Objective
Read the entries below and pull out each line with the string "name".

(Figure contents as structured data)
-- start --

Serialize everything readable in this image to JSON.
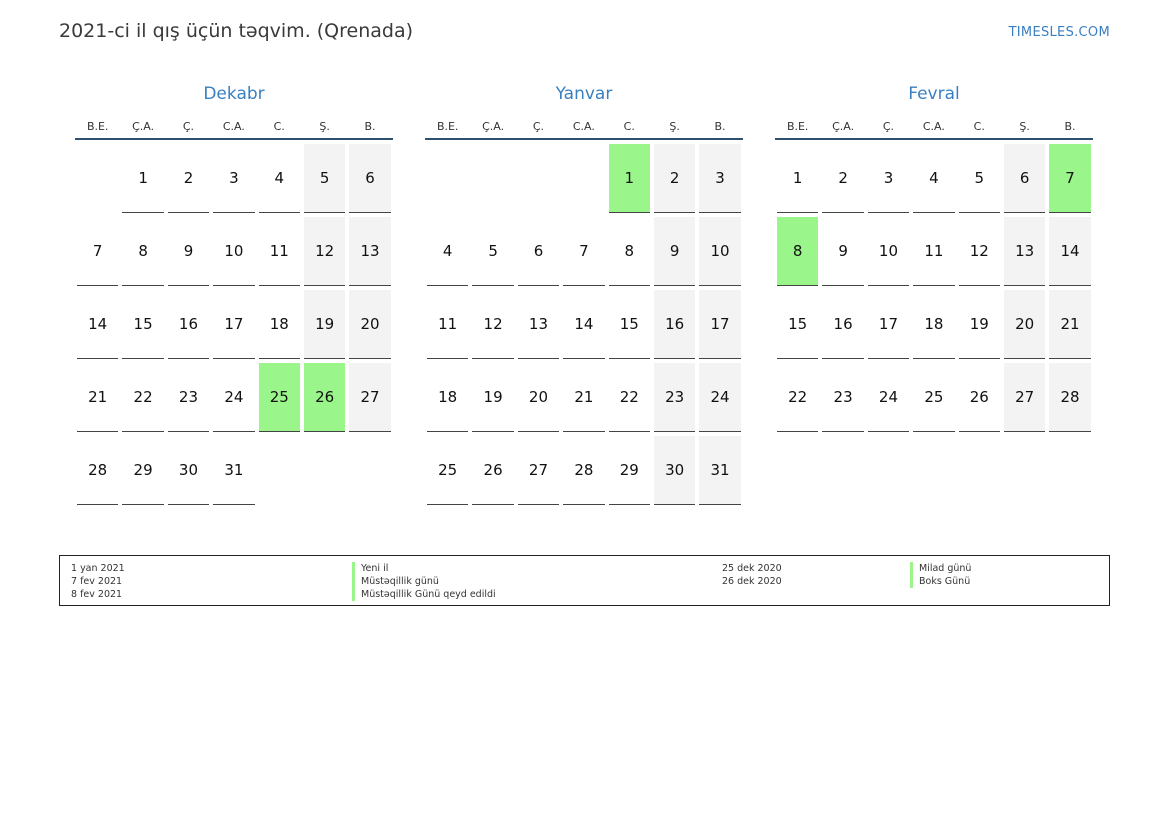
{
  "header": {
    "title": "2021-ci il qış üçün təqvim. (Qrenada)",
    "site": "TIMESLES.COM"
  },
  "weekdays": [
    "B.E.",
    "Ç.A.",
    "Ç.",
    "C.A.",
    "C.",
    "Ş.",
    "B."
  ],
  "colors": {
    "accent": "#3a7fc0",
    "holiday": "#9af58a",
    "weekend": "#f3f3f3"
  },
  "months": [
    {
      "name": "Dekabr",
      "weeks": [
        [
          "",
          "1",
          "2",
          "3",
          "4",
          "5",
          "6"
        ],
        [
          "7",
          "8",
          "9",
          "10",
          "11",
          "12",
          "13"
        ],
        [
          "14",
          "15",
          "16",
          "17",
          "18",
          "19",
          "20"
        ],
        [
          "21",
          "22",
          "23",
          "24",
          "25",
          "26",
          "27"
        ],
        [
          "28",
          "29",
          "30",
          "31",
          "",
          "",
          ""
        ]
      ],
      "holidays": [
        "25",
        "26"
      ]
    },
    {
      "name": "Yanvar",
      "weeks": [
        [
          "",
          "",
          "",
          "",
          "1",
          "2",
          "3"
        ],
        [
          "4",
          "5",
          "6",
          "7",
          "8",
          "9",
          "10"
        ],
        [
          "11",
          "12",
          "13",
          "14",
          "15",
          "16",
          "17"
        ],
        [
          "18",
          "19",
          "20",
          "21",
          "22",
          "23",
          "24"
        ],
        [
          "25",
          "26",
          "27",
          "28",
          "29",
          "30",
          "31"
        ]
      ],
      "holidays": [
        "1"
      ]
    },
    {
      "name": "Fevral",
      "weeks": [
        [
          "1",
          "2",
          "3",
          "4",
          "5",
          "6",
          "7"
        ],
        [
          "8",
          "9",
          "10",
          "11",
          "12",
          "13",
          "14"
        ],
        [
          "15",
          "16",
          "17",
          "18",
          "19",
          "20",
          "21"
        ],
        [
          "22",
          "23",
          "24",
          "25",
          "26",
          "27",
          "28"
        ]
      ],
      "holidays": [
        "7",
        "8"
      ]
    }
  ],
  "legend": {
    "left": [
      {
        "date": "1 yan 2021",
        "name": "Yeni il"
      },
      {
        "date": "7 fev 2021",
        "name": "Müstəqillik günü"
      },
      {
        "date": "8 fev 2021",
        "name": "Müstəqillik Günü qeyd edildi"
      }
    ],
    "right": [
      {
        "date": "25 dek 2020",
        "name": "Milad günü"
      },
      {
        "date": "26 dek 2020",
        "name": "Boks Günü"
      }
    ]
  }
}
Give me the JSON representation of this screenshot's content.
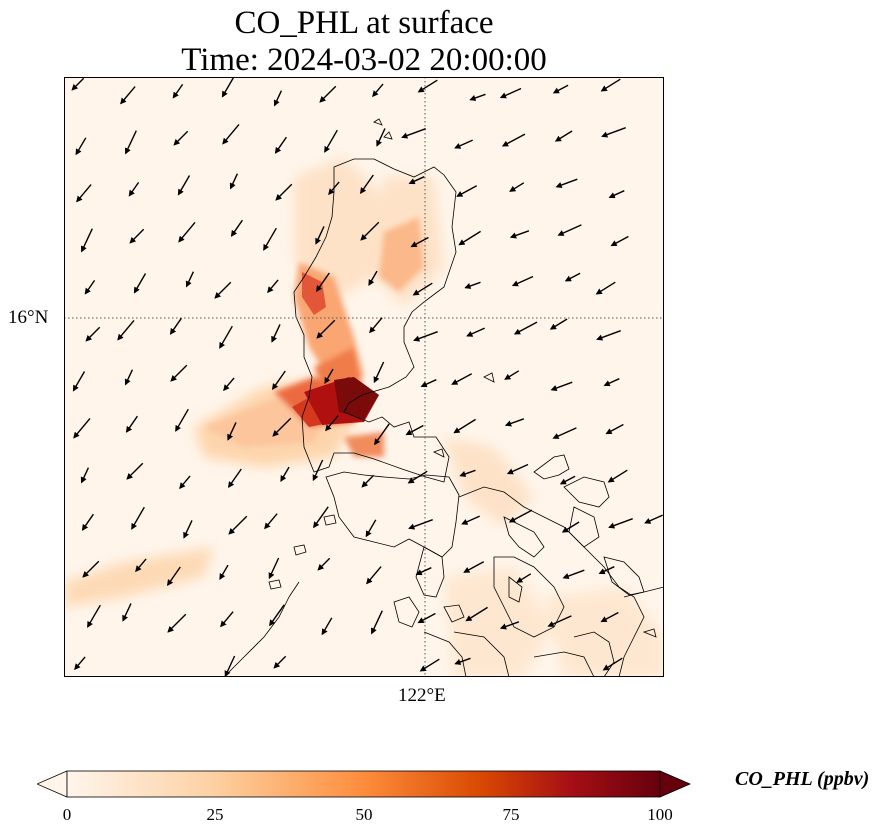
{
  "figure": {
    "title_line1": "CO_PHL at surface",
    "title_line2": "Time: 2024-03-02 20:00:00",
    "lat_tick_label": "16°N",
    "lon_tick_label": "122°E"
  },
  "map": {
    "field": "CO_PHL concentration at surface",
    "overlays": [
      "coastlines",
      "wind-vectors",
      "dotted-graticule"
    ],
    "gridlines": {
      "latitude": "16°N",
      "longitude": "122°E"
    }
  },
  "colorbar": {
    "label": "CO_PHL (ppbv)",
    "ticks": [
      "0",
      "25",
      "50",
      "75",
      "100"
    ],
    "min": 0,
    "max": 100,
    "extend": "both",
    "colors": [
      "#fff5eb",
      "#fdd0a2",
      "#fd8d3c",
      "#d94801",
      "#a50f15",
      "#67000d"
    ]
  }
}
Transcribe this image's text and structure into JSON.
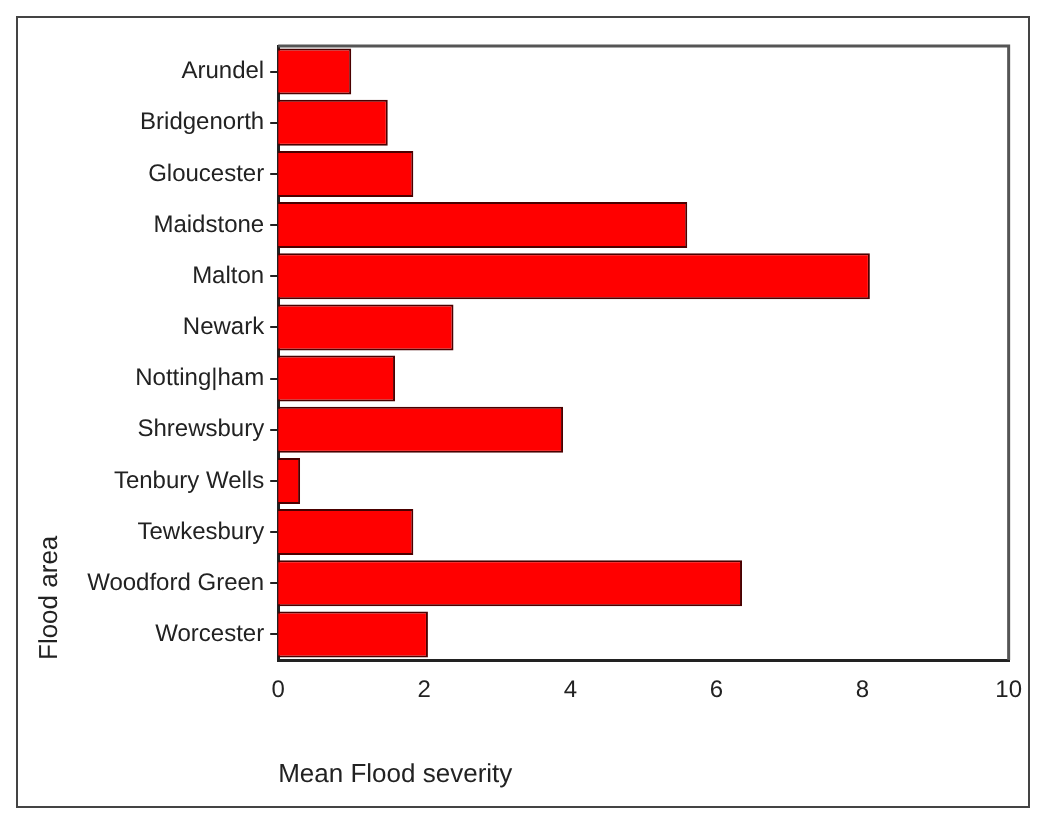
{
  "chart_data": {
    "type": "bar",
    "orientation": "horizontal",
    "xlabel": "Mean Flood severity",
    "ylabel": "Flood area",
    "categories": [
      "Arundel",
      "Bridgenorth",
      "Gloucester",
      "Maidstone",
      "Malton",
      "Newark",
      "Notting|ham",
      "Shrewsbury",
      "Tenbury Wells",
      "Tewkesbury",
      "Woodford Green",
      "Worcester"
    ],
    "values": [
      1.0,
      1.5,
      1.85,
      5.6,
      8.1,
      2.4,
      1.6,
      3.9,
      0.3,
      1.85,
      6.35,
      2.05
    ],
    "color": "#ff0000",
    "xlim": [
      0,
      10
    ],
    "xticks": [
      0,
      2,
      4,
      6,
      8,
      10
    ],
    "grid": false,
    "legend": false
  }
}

-- end --

The result
      "name": "Dekabr",
      "name": "Yanvar",
      "name": "Fevral",
        "name": "Yeni il"
        "name": "Müstəqillik günü"
        "name": "Müstəqillik Günü qeyd edildi"
        "name": "Milad günü"
        "name": "Boks Günü"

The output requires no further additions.